- [INSTRUCTION]:
Write out the records below word for word, please.

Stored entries
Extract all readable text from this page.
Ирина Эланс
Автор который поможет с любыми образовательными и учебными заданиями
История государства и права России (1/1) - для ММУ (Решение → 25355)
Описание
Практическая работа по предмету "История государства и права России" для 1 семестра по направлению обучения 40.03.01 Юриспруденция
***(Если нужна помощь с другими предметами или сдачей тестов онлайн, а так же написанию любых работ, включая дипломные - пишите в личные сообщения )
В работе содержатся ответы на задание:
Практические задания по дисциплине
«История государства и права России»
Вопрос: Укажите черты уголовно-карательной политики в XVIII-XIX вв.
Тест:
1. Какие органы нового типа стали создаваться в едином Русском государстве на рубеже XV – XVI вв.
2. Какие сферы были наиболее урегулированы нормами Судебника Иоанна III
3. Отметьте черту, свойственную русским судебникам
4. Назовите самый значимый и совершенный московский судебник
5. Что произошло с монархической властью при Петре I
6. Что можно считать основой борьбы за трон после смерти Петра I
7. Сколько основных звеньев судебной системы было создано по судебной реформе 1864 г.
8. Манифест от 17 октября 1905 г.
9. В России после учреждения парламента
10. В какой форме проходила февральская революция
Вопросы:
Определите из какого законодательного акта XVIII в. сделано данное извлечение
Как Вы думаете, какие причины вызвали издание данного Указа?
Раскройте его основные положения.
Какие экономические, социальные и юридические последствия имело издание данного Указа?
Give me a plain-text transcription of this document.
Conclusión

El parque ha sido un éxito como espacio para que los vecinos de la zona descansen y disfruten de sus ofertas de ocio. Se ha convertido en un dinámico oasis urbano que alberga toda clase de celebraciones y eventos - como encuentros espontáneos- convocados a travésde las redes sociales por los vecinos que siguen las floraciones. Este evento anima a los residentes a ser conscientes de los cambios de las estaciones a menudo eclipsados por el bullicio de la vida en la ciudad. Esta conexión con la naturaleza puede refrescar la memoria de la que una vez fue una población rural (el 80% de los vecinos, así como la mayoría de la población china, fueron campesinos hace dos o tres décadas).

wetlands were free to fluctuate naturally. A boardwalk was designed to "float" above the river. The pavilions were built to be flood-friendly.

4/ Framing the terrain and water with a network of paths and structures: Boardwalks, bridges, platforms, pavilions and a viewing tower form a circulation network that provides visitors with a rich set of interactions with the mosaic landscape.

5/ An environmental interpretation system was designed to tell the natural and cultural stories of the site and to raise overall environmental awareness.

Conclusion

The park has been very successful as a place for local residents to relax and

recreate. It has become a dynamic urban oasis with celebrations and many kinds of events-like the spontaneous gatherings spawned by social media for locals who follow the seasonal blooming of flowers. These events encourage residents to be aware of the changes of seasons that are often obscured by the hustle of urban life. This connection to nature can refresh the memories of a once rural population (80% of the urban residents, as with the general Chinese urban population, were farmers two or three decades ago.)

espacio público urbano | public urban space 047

- [RESULT OF THE TASK]:
Extract all readable text from this page.
Ирина Эланс
Автор который поможет с любыми образовательными и учебными заданиями
История государства и права России (1/1) - для ММУ (Решение → 25355)
Описание
Практическая работа по предмету "История государства и права России" для 1 семестра по направлению обучения 40.03.01 Юриспруденция
***(Если нужна помощь с другими предметами или сдачей тестов онлайн, а так же написанию любых работ, включая дипломные - пишите в личные сообщения )
В работе содержатся ответы на задание:
Практические задания по дисциплине
«История государства и права России»
Вопрос: Укажите черты уголовно-карательной политики в XVIII-XIX вв.
Тест:
1. Какие органы нового типа стали создаваться в едином Русском государстве на рубеже XV – XVI вв.
2. Какие сферы были наиболее урегулированы нормами Судебника Иоанна III
3. Отметьте черту, свойственную русским судебникам
4. Назовите самый значимый и совершенный московский судебник
5. Что произошло с монархической властью при Петре I
6. Что можно считать основой борьбы за трон после смерти Петра I
7. Сколько основных звеньев судебной системы было создано по судебной реформе 1864 г.
8. Манифест от 17 октября 1905 г.
9. В России после учреждения парламента
10. В какой форме проходила февральская революция
Вопросы:
Определите из какого законодательного акта XVIII в. сделано данное извлечение
Как Вы думаете, какие причины вызвали издание данного Указа?
Раскройте его основные положения.
Какие экономические, социальные и юридические последствия имело издание данного Указа?
Give me a plain-text transcription of this document.
Conclusión

El parque ha sido un éxito como espacio para que los vecinos de la zona descansen y disfruten de sus ofertas de ocio. Se ha convertido en un dinámico oasis urbano que alberga toda clase de celebraciones y eventos - como encuentros espontáneos- convocados a travésde las redes sociales por los vecinos que siguen las floraciones. Este evento anima a los residentes a ser conscientes de los cambios de las estaciones a menudo eclipsados por el bullicio de la vida en la ciudad. Esta conexión con la naturaleza puede refrescar la memoria de la que una vez fue una población rural (el 80% de los vecinos, así como la mayoría de la población china, fueron campesinos hace dos o tres décadas).

wetlands were free to fluctuate naturally. A boardwalk was designed to "float" above the river. The pavilions were built to be flood-friendly.

4/ Framing the terrain and water with a network of paths and structures: Boardwalks, bridges, platforms, pavilions and a viewing tower form a circulation network that provides visitors with a rich set of interactions with the mosaic landscape.

5/ An environmental interpretation system was designed to tell the natural and cultural stories of the site and to raise overall environmental awareness.

Conclusion

The park has been very successful as a place for local residents to relax and

recreate. It has become a dynamic urban oasis with celebrations and many kinds of events-like the spontaneous gatherings spawned by social media for locals who follow the seasonal blooming of flowers. These events encourage residents to be aware of the changes of seasons that are often obscured by the hustle of urban life. This connection to nature can refresh the memories of a once rural population (80% of the urban residents, as with the general Chinese urban population, were farmers two or three decades ago.)

espacio público urbano | public urban space 047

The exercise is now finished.